### ENTRIES PROVIDED
* Begin *

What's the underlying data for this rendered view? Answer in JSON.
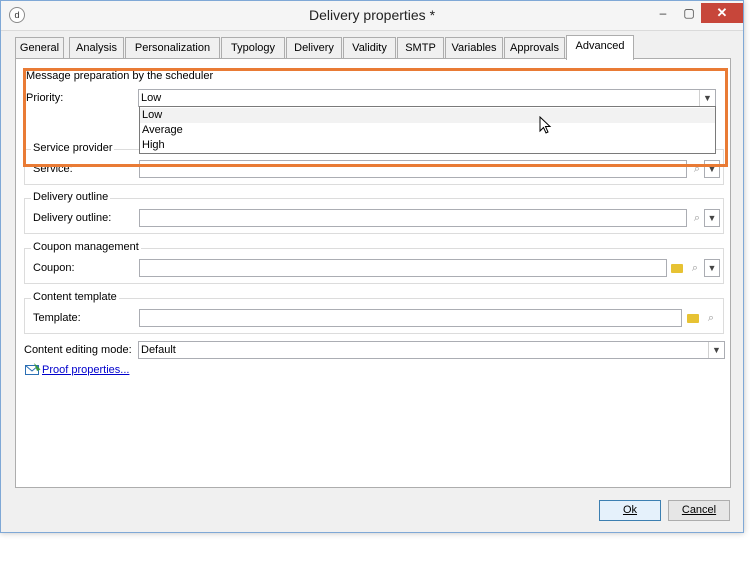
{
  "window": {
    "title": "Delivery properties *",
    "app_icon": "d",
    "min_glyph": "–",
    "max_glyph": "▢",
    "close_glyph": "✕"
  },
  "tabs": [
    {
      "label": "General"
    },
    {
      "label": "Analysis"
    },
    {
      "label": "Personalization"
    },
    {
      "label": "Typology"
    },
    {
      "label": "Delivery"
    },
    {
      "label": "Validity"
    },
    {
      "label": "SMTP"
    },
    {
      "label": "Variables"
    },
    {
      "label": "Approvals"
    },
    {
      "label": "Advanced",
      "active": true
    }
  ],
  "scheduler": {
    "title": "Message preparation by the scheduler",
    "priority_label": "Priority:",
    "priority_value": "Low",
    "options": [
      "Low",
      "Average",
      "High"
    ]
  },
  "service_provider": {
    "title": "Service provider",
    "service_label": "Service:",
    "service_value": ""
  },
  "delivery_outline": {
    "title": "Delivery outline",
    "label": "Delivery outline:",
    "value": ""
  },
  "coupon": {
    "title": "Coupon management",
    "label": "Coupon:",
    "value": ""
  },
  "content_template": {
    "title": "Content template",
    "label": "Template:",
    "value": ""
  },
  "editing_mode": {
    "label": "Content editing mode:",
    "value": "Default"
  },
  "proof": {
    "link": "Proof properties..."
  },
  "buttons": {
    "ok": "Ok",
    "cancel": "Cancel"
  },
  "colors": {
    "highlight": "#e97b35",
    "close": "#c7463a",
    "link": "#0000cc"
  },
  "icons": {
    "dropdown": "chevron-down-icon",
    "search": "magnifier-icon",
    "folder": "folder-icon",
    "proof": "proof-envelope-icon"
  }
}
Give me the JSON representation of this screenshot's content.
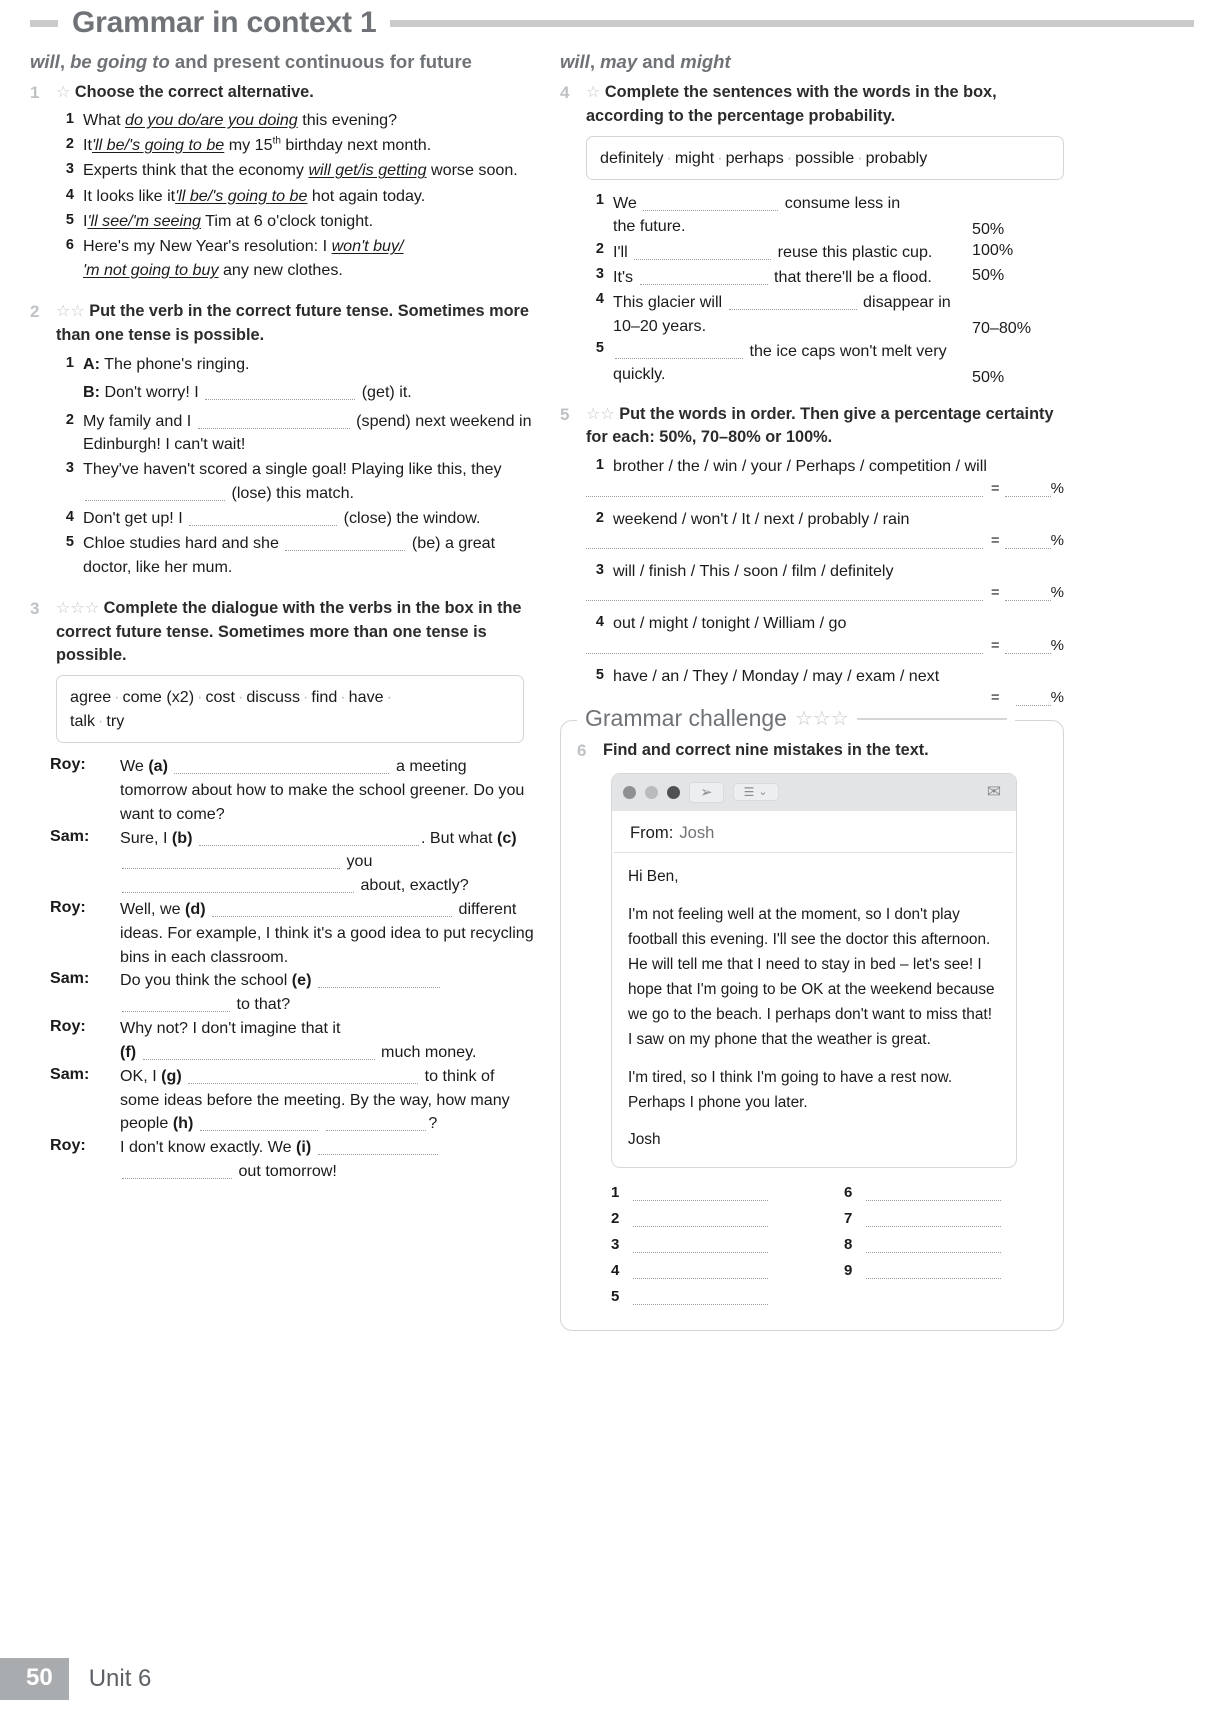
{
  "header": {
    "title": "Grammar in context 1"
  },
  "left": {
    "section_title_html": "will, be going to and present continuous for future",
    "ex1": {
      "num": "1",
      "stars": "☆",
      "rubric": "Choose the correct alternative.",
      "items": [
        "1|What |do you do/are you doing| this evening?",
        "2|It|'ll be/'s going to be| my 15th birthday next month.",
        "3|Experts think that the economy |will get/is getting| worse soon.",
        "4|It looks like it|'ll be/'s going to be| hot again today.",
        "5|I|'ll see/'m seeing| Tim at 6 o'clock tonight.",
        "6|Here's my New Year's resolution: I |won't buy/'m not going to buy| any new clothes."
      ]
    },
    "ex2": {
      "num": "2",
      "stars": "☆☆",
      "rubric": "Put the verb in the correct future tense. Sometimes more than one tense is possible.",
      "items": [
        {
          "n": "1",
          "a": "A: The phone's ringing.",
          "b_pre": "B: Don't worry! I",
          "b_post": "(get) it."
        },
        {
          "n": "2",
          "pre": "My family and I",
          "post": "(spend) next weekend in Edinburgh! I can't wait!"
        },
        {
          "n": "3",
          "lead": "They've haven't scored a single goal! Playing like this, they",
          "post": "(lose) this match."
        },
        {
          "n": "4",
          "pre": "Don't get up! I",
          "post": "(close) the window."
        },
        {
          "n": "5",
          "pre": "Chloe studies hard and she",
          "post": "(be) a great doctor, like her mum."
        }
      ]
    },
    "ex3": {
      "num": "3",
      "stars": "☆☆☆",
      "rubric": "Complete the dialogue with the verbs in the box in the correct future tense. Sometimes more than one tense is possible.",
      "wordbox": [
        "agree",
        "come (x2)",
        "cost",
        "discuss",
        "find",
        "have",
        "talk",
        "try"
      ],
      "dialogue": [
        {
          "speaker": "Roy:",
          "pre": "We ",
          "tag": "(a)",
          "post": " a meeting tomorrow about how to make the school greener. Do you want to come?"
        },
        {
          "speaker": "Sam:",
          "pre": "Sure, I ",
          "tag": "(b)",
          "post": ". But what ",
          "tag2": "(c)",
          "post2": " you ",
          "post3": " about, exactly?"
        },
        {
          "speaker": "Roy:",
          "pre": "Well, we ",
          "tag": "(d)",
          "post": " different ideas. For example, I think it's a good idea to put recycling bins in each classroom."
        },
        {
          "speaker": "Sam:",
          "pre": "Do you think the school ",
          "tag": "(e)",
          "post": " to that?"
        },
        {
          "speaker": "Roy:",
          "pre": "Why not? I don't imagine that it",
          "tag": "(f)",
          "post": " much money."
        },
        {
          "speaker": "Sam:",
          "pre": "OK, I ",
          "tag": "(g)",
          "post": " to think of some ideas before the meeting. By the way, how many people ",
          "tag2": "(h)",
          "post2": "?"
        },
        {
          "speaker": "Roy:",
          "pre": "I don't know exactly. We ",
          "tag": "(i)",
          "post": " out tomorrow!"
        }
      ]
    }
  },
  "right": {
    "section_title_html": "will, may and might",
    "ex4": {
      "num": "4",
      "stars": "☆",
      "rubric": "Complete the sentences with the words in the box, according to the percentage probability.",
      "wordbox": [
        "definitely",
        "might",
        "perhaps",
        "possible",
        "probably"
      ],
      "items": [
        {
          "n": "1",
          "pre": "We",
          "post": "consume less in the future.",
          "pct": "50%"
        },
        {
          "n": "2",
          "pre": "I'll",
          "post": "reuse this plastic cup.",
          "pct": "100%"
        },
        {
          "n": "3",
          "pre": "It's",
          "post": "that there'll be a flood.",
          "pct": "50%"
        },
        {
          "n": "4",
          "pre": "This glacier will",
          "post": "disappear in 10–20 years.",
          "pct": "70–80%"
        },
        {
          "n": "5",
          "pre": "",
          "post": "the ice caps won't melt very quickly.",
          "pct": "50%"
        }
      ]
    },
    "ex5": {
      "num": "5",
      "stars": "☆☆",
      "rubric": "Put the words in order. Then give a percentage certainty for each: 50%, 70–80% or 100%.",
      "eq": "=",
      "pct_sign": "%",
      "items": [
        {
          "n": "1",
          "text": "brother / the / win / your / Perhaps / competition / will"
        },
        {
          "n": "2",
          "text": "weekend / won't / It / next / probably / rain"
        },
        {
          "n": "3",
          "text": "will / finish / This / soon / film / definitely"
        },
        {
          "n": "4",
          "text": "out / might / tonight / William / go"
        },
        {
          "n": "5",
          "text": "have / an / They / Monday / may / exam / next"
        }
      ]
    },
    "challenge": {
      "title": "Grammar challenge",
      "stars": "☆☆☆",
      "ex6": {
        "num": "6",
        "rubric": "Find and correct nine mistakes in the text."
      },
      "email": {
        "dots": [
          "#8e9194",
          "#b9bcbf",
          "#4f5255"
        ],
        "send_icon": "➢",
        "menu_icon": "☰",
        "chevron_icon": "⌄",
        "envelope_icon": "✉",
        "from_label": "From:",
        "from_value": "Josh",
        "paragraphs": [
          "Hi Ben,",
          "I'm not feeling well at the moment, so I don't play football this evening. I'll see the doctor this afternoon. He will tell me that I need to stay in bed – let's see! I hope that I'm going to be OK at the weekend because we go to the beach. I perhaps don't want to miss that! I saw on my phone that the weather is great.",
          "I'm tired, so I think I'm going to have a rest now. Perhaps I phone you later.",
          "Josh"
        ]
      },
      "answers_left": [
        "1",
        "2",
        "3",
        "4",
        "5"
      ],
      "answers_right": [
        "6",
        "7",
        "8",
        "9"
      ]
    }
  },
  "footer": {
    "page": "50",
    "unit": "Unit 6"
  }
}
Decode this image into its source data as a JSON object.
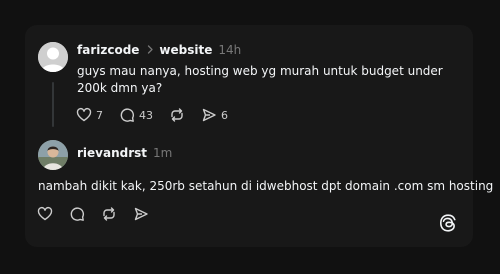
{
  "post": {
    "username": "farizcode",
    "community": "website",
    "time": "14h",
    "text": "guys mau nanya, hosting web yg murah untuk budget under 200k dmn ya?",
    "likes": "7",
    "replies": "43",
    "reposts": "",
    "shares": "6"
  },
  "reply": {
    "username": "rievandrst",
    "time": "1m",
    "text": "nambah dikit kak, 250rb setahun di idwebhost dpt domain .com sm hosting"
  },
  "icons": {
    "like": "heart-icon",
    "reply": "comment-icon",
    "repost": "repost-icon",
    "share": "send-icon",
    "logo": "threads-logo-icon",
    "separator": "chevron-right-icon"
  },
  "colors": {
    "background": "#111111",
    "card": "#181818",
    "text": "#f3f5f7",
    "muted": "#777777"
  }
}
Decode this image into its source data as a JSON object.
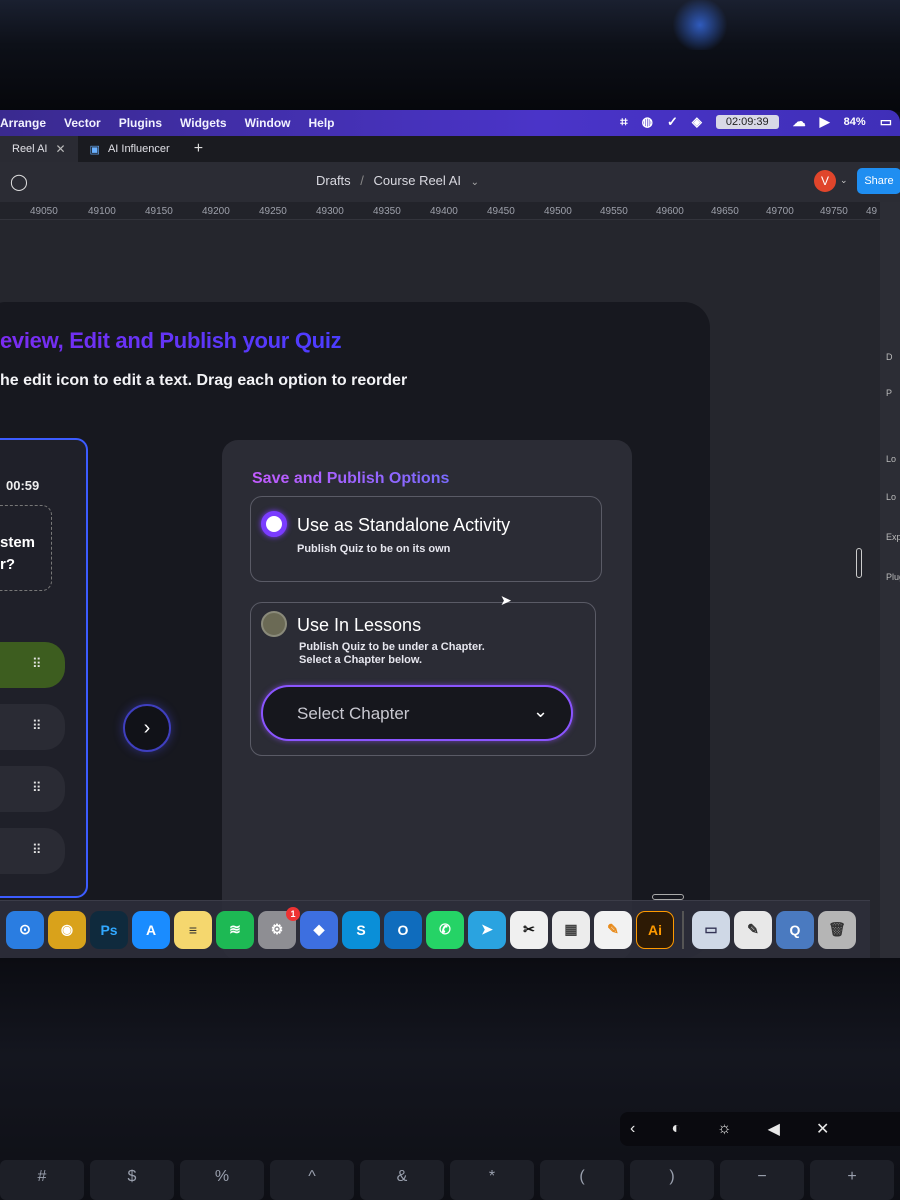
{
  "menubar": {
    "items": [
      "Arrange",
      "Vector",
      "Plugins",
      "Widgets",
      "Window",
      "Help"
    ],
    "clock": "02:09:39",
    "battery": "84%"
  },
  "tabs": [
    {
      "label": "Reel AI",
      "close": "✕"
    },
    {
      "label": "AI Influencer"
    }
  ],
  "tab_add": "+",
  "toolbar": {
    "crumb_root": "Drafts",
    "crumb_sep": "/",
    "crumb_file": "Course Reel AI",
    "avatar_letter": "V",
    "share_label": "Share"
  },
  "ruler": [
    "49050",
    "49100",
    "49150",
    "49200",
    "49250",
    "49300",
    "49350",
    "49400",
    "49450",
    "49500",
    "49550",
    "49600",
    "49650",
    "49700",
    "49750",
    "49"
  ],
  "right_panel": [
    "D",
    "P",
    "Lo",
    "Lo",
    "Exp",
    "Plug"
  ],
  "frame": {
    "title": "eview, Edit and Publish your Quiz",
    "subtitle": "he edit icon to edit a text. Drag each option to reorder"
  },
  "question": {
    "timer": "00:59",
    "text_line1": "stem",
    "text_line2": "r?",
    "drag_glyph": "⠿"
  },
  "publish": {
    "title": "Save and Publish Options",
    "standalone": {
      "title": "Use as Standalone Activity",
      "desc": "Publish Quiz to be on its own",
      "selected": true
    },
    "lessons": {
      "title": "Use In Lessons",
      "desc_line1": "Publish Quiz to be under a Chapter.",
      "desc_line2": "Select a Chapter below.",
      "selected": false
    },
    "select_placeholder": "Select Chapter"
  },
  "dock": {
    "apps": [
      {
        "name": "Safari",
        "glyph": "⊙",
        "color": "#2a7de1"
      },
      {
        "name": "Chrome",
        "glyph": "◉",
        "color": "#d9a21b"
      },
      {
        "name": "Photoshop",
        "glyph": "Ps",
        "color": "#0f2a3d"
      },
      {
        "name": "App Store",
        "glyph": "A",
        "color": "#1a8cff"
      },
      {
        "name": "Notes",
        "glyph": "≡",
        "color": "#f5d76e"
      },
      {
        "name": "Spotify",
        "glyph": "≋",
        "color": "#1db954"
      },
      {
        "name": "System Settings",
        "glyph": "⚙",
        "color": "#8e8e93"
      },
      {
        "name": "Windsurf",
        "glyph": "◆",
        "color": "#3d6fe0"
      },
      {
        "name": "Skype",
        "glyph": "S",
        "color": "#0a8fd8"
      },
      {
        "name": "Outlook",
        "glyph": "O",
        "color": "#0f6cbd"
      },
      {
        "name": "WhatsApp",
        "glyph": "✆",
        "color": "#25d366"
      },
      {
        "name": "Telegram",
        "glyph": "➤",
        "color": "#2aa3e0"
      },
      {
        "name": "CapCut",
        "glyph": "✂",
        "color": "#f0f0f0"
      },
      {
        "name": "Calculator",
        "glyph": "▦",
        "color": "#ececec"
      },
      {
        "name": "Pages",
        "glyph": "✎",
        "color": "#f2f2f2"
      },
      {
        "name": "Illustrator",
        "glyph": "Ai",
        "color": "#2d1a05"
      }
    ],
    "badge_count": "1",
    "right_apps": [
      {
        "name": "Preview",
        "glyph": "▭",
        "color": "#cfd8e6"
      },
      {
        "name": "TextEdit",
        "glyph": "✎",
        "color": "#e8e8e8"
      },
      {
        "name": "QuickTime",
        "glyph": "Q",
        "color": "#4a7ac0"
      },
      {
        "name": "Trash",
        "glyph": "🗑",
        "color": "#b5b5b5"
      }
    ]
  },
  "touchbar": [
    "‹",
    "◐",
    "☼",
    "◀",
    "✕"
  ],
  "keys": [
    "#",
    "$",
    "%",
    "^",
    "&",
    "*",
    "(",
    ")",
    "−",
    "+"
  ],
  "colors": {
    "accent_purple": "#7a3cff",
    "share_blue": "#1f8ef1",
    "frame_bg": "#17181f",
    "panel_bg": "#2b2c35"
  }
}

* End *

### WORK TO DO
Return solely the number of lines in the data that include the word "want".

### SOLUTION FOR THIS PROBLEM
2